**Given data:**
══════════════════════════════

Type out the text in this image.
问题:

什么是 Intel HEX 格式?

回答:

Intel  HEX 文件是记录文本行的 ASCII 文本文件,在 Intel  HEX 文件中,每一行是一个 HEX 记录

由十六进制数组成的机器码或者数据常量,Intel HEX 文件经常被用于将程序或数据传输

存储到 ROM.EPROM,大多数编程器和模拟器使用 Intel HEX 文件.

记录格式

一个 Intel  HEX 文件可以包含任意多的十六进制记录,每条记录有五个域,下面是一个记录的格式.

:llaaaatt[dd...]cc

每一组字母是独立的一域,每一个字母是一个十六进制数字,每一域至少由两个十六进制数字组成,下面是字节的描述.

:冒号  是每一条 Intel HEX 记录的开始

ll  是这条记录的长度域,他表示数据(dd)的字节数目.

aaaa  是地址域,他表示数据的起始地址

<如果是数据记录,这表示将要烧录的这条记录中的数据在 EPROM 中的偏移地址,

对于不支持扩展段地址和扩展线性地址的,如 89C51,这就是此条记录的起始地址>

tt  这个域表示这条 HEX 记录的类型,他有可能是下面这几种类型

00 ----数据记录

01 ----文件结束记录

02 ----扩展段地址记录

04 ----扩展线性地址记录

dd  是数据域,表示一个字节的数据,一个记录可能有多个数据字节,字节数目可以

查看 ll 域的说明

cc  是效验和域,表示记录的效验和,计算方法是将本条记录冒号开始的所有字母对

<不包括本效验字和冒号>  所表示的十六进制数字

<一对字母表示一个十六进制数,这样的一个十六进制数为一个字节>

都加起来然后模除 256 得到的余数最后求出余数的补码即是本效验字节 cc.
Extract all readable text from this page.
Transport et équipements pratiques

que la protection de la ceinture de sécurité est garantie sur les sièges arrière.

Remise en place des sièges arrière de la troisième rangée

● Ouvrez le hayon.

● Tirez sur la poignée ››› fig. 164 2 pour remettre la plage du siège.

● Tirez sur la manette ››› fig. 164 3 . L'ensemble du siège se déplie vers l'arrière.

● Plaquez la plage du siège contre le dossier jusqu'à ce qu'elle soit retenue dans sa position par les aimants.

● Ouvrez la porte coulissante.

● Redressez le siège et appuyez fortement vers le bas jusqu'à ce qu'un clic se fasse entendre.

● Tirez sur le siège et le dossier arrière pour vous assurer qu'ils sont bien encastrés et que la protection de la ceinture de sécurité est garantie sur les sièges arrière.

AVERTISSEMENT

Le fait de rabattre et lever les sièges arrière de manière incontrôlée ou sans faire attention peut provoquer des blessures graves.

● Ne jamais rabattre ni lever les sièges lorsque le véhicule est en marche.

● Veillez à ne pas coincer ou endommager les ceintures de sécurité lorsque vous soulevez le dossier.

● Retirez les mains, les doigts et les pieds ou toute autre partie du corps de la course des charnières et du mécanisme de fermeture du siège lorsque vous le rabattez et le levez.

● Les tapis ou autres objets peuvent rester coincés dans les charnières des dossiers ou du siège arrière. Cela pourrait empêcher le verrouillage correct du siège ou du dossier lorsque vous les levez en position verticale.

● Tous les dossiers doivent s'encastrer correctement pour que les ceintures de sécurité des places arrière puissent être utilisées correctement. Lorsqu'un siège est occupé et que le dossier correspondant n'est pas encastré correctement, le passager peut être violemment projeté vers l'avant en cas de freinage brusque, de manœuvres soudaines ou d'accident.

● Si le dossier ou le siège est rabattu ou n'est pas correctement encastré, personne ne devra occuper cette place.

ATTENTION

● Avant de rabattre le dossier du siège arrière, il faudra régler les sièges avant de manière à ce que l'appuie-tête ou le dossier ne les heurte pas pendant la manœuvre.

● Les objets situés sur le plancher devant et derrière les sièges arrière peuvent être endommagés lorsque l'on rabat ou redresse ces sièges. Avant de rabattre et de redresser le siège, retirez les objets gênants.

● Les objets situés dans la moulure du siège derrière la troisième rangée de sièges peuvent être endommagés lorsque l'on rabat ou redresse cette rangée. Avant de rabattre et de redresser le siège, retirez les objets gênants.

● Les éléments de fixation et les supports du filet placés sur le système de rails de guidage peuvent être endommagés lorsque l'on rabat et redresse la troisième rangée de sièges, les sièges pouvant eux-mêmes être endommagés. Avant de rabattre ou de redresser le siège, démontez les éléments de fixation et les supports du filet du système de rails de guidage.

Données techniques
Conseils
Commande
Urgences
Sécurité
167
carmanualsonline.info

══════════════════════════════

**Challenge:**
Of the lines above, copy each that contains "EPROM".

**Answer to this task:**
存储到 ROM.EPROM,大多数编程器和模拟器使用 Intel HEX 文件.
<如果是数据记录,这表示将要烧录的这条记录中的数据在 EPROM 中的偏移地址,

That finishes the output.